### Page extract ###

Coming from a Hyundai background, I am done with fancy equipment and electronics. That no longer was a need for me. When I bought Verna, I focused too much on such things and didn’t go for Vento. Every time I hit a pothole at high speeds, I regretted my decision.

Since Compass matched most of my requirements and I had been desiring that car since its launch in India, I booked a test drive in Aug 2021. The car arrived on the same day. It was a red colour Model S Petrol. The SA was new to Jeep but he was really considerate ( a no-nonsense guy ). After delivery, he in fact revealed that I was his first customer. I had a very pleasant experience with the test drive ( as I had very low expectations of the transmission and petrol engine ). The car handled pothole-ridden roads like a breeze. In fact, whenever I used to slow down for humps or potholes ( habit from Verna ), the SA was insisting I continue at the same speed. The steering was very stable and anyone coming from a Hyundai background will be very pleased. However, when they shared the price, it blew my dreams away. I was looking for only Limited or Model S variants, and both were priced north of 30L [ To my family, the max budget I kept talking about was 25L ].

I always preferred getting the top end for car purchases. However, Model S comes at a 2 L premium above Limited trim, for features like TPMS, Wireless charging, 360-degree camera, Ventilated seats, 9 speakers with subwoofer and most of these were not high on my preference. I desired the 360-degree camera though.

With a history of claustrophobia in Verna, I wanted to ensure the car interior should give an airy feel. Hence black interior was a NO for me [ Model S comes with black interiors ]. Having said my requirements, the SA too recommended the Limited petrol variant for my requirements.

Other cars I had shortlisted for consideration below ( but my heart was so fixed on Compass anyways ) :

I wanted Limited variant of Compass considering the features ( 6 airbags, sunroof were mandatory for me ). There was no MT option for the trim.

Quick update from today: Couple of months of riding AT, I am different now ( rather lazy for MT ). I don’t think, I will go back to MT again.

VFM options: There were many value for money options (a few slated to launch shortly at that time ) – Harrier, Safari ( you get 7 seats for lower cost ), XUV 7oo, then the ones that got launched a segment lower like Taigun, Kushaq. I didn’t look for Korean siblings since I wanted something different than Hyundaish steering and suspension.

### Entries supplied ###

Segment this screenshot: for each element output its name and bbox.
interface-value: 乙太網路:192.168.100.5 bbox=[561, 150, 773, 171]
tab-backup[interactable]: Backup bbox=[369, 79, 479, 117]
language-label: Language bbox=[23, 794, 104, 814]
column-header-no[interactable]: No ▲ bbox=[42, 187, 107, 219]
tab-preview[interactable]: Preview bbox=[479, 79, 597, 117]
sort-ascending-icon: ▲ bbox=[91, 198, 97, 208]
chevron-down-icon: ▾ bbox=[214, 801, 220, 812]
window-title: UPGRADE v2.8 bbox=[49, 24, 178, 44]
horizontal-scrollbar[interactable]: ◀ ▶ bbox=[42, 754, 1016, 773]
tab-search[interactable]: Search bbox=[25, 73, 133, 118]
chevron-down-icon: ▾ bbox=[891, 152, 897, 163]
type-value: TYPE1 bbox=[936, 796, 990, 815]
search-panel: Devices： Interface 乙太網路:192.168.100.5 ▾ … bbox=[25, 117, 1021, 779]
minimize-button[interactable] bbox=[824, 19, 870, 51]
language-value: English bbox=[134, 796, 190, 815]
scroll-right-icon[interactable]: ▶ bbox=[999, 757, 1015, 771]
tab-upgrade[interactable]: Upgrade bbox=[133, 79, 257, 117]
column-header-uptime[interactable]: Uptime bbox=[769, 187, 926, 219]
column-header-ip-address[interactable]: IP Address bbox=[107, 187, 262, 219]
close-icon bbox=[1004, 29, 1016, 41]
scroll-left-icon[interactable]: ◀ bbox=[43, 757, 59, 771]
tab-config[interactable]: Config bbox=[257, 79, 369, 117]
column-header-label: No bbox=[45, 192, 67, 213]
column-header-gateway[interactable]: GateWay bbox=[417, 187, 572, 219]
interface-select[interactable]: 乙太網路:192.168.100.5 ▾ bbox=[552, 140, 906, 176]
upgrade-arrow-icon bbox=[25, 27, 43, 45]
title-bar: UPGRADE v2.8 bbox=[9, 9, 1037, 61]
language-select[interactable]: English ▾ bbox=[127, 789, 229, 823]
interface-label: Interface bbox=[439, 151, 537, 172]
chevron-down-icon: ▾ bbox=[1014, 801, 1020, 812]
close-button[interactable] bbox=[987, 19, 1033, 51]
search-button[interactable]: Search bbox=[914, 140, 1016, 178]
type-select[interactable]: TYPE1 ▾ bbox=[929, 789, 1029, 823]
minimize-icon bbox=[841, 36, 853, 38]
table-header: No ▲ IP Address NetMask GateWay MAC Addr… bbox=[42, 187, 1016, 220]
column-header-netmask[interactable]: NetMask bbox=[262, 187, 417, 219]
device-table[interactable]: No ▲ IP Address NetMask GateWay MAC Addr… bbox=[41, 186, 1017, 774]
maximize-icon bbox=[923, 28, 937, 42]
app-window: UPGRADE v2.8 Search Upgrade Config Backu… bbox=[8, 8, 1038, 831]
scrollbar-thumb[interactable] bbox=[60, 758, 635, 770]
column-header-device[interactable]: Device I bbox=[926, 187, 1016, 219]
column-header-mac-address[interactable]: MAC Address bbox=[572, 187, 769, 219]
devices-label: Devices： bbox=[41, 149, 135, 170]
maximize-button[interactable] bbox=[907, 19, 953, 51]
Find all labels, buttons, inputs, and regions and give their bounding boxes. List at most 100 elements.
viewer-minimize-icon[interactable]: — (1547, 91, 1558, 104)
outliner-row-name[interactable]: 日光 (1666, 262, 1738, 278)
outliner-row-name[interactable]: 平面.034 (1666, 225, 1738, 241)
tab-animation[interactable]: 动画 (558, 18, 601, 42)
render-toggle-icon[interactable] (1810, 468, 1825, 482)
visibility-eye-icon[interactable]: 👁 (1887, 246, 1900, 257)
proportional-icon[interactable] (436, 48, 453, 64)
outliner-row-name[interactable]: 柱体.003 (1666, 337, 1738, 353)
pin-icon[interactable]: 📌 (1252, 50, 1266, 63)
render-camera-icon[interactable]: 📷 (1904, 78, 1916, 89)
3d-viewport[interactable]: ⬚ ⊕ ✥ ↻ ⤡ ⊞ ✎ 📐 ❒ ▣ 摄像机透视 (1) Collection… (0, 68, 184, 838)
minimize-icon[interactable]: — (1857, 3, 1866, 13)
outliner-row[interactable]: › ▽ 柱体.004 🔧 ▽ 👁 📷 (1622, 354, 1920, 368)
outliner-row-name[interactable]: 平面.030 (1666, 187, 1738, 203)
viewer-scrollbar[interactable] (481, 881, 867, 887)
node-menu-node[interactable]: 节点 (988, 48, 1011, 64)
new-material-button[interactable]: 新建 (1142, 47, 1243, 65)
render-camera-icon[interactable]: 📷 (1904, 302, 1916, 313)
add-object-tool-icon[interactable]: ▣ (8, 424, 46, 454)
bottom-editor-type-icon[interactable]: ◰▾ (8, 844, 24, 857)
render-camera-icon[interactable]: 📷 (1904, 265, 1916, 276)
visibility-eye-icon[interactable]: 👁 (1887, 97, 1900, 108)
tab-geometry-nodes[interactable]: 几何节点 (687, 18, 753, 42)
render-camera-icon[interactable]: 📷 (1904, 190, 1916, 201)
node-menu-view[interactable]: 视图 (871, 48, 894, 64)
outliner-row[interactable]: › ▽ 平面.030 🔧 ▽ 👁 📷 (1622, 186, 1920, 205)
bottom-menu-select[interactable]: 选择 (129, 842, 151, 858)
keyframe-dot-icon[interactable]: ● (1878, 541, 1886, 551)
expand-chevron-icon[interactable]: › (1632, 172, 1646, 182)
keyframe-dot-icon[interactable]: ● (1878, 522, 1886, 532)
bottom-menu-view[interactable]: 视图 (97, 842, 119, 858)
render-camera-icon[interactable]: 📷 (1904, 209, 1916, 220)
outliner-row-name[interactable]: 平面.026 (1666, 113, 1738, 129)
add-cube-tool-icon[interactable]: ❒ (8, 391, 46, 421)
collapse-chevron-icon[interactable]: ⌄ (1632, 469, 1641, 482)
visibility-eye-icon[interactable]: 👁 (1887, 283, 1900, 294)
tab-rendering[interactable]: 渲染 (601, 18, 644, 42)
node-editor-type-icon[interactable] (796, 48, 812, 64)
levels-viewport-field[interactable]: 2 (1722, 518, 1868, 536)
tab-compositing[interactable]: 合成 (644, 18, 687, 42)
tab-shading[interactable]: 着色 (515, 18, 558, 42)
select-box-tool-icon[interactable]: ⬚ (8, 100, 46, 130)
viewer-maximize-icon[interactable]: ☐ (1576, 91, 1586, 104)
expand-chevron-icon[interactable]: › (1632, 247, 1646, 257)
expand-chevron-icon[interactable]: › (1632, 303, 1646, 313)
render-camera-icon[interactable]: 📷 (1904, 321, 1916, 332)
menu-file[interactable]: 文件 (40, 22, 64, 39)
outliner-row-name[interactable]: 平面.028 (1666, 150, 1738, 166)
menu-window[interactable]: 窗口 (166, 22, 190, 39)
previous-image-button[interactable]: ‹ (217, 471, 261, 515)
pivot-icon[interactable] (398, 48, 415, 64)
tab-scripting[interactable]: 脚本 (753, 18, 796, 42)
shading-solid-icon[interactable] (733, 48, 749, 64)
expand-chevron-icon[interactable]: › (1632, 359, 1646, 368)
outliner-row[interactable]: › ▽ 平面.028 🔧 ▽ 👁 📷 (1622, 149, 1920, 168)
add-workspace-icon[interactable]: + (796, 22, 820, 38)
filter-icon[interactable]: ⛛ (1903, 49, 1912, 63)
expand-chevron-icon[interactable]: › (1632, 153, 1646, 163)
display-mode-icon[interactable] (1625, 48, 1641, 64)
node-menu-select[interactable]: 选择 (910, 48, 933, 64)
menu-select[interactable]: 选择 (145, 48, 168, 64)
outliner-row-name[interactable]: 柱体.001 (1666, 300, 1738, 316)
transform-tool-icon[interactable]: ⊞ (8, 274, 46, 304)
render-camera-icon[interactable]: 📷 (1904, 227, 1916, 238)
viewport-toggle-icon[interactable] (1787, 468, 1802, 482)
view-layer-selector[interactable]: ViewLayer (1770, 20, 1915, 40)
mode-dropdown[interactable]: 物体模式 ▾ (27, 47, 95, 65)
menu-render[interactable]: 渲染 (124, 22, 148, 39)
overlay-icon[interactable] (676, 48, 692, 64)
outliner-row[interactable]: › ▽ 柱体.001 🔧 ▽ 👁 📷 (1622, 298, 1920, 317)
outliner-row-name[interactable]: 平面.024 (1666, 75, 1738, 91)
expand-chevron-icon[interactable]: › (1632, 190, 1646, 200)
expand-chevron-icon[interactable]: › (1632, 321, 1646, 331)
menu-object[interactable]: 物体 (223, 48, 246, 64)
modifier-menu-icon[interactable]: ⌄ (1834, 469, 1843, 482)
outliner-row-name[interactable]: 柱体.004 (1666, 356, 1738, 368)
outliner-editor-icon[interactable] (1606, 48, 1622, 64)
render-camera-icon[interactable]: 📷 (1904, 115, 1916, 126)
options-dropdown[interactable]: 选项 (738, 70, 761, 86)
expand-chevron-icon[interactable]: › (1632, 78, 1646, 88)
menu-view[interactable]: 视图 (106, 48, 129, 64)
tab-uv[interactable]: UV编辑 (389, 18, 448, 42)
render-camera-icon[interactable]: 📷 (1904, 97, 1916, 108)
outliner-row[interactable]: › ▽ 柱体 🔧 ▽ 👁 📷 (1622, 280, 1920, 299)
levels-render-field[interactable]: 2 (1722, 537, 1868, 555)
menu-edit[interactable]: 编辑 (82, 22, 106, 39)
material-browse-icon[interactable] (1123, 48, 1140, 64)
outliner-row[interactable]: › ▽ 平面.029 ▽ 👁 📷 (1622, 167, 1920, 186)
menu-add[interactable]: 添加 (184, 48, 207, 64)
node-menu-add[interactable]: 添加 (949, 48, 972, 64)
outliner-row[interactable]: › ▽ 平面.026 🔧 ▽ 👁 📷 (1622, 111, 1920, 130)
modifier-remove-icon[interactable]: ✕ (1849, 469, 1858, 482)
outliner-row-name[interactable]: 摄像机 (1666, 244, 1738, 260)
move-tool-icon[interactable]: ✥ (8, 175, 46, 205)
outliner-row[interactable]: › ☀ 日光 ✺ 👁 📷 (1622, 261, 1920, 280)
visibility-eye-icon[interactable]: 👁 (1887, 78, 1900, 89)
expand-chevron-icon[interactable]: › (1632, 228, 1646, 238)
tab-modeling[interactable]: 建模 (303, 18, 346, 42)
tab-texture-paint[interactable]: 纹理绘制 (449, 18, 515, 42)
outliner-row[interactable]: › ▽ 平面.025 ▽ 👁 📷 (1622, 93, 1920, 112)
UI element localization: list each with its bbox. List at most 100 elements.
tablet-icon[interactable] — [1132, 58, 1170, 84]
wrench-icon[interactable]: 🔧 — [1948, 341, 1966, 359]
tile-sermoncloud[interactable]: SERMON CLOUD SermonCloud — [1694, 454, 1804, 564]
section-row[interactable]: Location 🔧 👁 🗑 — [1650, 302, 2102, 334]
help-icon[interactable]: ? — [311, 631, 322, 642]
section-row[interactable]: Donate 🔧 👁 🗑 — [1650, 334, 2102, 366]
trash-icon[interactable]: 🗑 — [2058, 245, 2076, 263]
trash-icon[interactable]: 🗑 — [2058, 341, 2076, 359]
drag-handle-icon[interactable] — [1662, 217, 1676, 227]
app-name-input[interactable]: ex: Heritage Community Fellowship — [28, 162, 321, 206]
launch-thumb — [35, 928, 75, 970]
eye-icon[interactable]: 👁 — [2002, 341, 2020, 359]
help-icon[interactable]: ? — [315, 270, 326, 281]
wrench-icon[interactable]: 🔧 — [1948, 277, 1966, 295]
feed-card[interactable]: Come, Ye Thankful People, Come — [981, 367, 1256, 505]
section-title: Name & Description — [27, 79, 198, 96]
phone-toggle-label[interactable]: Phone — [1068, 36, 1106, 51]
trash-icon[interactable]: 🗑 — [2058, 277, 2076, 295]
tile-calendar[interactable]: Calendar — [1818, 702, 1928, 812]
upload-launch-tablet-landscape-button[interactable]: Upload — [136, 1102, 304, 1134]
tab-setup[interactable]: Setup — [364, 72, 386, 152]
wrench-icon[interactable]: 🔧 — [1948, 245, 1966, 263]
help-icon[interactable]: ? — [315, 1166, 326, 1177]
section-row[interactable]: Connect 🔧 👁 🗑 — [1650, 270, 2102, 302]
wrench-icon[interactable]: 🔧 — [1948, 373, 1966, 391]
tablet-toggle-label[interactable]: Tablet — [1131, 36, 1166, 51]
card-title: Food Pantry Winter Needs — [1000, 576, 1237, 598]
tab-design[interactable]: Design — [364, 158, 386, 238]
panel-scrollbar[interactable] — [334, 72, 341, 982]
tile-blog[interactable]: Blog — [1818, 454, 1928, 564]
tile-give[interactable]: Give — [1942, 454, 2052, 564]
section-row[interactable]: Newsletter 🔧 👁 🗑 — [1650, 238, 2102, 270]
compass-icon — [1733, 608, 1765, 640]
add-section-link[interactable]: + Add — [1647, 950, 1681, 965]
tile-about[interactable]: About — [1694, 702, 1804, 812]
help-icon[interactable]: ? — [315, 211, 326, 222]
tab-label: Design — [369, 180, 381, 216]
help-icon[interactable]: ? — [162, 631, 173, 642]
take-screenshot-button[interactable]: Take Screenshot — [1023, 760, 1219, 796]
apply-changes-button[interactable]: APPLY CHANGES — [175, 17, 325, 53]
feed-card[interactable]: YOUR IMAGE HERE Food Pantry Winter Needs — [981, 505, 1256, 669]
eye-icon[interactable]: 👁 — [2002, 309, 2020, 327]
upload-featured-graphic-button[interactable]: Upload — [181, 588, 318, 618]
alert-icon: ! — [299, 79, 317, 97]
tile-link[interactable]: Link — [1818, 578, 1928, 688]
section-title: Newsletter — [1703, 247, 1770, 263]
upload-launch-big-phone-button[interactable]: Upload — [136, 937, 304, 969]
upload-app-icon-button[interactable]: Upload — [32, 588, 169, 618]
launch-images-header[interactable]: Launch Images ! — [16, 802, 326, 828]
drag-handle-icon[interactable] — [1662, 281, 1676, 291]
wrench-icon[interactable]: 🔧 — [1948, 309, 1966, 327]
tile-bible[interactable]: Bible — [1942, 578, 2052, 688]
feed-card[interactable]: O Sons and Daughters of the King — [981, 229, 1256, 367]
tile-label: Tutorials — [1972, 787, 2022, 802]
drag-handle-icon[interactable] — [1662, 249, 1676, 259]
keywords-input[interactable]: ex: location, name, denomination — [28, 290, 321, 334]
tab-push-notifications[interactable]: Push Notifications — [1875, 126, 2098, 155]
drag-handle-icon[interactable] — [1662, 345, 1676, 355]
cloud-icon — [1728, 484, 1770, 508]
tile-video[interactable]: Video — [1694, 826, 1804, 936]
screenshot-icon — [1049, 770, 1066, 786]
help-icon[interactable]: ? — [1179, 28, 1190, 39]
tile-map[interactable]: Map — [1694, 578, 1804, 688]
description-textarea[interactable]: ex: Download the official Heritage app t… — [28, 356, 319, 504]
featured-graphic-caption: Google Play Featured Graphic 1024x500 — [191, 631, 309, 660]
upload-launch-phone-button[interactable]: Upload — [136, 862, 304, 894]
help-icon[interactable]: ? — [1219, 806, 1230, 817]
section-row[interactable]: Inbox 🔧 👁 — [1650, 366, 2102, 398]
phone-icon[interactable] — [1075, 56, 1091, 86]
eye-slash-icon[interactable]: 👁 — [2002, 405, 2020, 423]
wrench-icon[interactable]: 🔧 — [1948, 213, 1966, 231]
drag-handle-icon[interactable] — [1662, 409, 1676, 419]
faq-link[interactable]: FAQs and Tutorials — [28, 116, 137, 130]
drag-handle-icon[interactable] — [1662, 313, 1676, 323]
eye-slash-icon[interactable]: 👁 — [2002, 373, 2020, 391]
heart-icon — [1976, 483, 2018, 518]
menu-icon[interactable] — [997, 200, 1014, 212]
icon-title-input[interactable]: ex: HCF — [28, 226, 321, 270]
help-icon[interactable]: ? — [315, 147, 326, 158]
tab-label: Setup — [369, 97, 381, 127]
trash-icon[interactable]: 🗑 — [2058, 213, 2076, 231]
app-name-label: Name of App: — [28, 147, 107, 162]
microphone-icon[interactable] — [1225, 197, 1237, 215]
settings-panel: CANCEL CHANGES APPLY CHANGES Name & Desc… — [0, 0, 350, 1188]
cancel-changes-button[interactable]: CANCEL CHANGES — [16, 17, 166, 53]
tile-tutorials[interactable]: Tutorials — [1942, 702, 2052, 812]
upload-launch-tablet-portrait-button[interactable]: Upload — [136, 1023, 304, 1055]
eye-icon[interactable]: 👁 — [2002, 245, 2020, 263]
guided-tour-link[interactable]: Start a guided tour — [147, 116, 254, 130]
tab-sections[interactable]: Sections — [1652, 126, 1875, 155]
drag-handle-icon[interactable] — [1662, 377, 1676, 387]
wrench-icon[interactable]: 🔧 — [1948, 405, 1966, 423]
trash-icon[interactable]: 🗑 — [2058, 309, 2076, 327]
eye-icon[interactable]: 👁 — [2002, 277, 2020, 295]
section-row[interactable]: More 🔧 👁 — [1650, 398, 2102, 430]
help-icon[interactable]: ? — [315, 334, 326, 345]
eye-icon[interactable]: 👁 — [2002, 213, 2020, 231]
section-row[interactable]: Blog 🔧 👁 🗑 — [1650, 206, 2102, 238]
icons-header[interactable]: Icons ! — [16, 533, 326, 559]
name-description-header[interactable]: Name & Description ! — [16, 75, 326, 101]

###

### Exercise requirements
1: In the car review, which Compass variant did the salesperson recommend?
2: Extract the rows from the first one through the line containing "minimize-button[interactable] bbox=[824, 19, 870, 51]", including both ends, and reproduce them unchanged.

### Expected answers
1: The Limited petrol variant.

2:
Segment this screenshot: for each element output its name and bbox.
interface-value: 乙太網路:192.168.100.5 bbox=[561, 150, 773, 171]
tab-backup[interactable]: Backup bbox=[369, 79, 479, 117]
language-label: Language bbox=[23, 794, 104, 814]
column-header-no[interactable]: No ▲ bbox=[42, 187, 107, 219]
tab-preview[interactable]: Preview bbox=[479, 79, 597, 117]
sort-ascending-icon: ▲ bbox=[91, 198, 97, 208]
chevron-down-icon: ▾ bbox=[214, 801, 220, 812]
window-title: UPGRADE v2.8 bbox=[49, 24, 178, 44]
horizontal-scrollbar[interactable]: ◀ ▶ bbox=[42, 754, 1016, 773]
tab-search[interactable]: Search bbox=[25, 73, 133, 118]
chevron-down-icon: ▾ bbox=[891, 152, 897, 163]
type-value: TYPE1 bbox=[936, 796, 990, 815]
search-panel: Devices： Interface 乙太網路:192.168.100.5 ▾ … bbox=[25, 117, 1021, 779]
minimize-button[interactable] bbox=[824, 19, 870, 51]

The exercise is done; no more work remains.